§ TEXTO FORNECIDO:

Ao não conseguir evitar a morte de Madeleine, Scottie perde o seu estatuto de herói numa suposta narrativa de fantasmas: de alguma forma possuída por Carlotta, Madeleine acaba por duplicar o impulso suicida da primeira. Saber-se-á, contudo, que Scottie não consegue vencer os fantasmas porque aqueles que ele defronta são, na verdade, demasiado humanos.
4.
E, assim, Vertigo apresenta-nos, na verdade, um simulacro de ghost story, não correspondendo, de maneira alguma, aos pressupostos que ditam uma verdadeira história de fantasmas. Dir-se-ia, então, que – sem a existência de qualquer componente sobrenatural – o filme de Hitchcock acaba por tornar-se um mero jogo de espelhos, que se constrói unicamente no plano da imanência e da representação enquanto faz-de-conta.
Os “quadros dentro do quadro” que pontuam o filme consistem, assim, em figuras simbólicas da representação, que auxiliam na caracterização de Vertigo como um filme sobre, em última instância, isso mesmo: o engano, a representação, a arte (do crime, e não só: também da performance, de amar, etc.). Esses enquadramentos são figuras que, tradicionalmente, associamos à reivindicação da consciência, por parte do objecto artístico, de que ele é apenas isso, um objecto autónomo, desprovido de realidade, separado do mundo real através de uma moldura. Os quadros chamam, assim, a atenção para a cisão entre níveis distintos de realidade, o que é um aspecto fulcral de Vertigo, em particular durante a sua primeira parte, à qual me venho reportando, na qual Elster e Judy encenam uma narrativa fantástica para Scottie.
Num segundo visionamento, o espectador revê toda esta primeira parte com o conhecimento apriorístico de estar a assistir a uma representação, o que lhe permite então reconhecer, com o característico entusiasmo do analista que compreende perfeitamente o que está diante de si, que a própria forma do filme já estava desde o início, ao insistir nesse recurso formal, a chamar a atenção para a qualidade representativa daquilo que oferecia a ver. Numa primeira análise, estes quadros tornam-se assim, no fim de contas, um meio visual, de mise en scène, que imprime significado ao filme, operando numa lógica simples da descodificação da narrativa pelo trabalho da forma.
5.
O quadro de Carlotta inscreve no filme, também, o princípio da repetição, o qual, em termos muito simples, se associa, desde logo, ao da imitação, que mencionei antes. Imitando Carlotta (usando o mesmo bouquete um penteado semelhante), Madeleine repete elementos da pintura, duplicando-os. O filme articula assim diversas noções que, não obstante congéneres, têm implicações concretas ligeiramente diferentes: imitação, repetição, variação, duplicação. Em suma, neste filme sobre imitações, é importante estarmos atentos às variantes que especificam esses processos. A imitação é um processo material que envolve repetições, variações, multiplicações, que a modalizam necessariamente. Ou seja, enquanto possível ensaio sobre o estatuto da imitação, Vertigo resiste à desmontagem fácil.
6.

§ DADOS FORNECIDOS:
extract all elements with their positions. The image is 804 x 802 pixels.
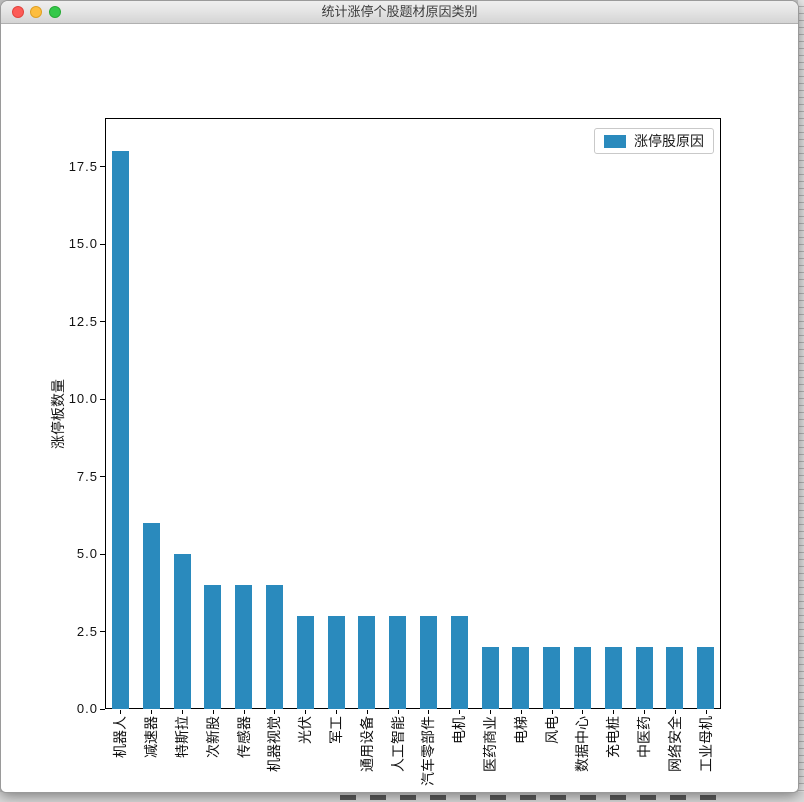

§ TRABALHO PROPOSTO:
A. No texto sobre Vertigo, que noções congéneres, mas com implicações concretas ligeiramente diferentes, o filme articula? Enumere-as todas.
B. Prossiga o texto sobre Vertigo, redigindo a secção que se segue ao número 6.

§ RESPOSTAS:
A. Imitação, repetição, variação, duplicação.

B.
O trabalho de Hitchcock sobre a repetição é, ao nível da macroestrutura do filme, particularmente explícito, do que é exemplo mais notório o facto de Vertigo iniciar com uma morte por queda (o polícia), ter como ponto medial um suicídio realizado em termos aproximados (Madeleine), e terminar com uma última morte semelhante às anteriores (Judy). Gostaria, no entanto, a propósito do motivo da repetição, de chamar a atenção para uma sequência que tem lugar após a segunda morte, isto é, o falso suicídio da falsa Madeleine.
Depois de sair do sanatório, Scottie visita a propriedade dos Elster e vê o carro verde de Madeleine estacionado no exterior, para o qual se dirige uma mulher loira que, num primeiro olhar, parece a morta – uma percepção que ele rapidamente pode desmentir, ao aproximar-se dela. Na cena imediamente seguinte, Scottie visita Ernie’s, o restaurante onde vira Madeleine pela primeira vez. Senta-se no mesmo lugar de outrora e olha para a sala adjacente, onde vê uma mulher, extremamente parecida com Madeleine, a levantar-se da mesa e a caminhar na sua direcção, tal como acontecera no primeiro encontro. Ao aproximar-se, porém, ele percebe novamente que também esta mulher não é Madeleine. Logo depois, vemo-lo no museu, espiando uma jovem que, sentada no mesmo banco em que se sentara Madeleine outrora, encara o retrato de Carlotta. Por fim, num novo plano, Scottie olha para a montra da florista, onde está exposto um bouquet igual àquele que Madeleine usara na sua visita ao museu.
Ao virar a sua atenção da montra da florista para a rua, ele vê uma jovem que pára à sua frente, conversando com amigas. Ao contrário das anteriores, esta é muito diferente de Madeleine (uma era loira, esta é morena; uma maquilhava-se discretamente, esta maquilha-se abundantemente; uma tinha uma presença distinta, esta tem um aspecto vulgar), e, contudo, Scottie vê nela algo de Madeleine, o que o filme concretiza, formalmente, dando-a a ver de perfil, tal como a primeira fora inicialmente apresentada.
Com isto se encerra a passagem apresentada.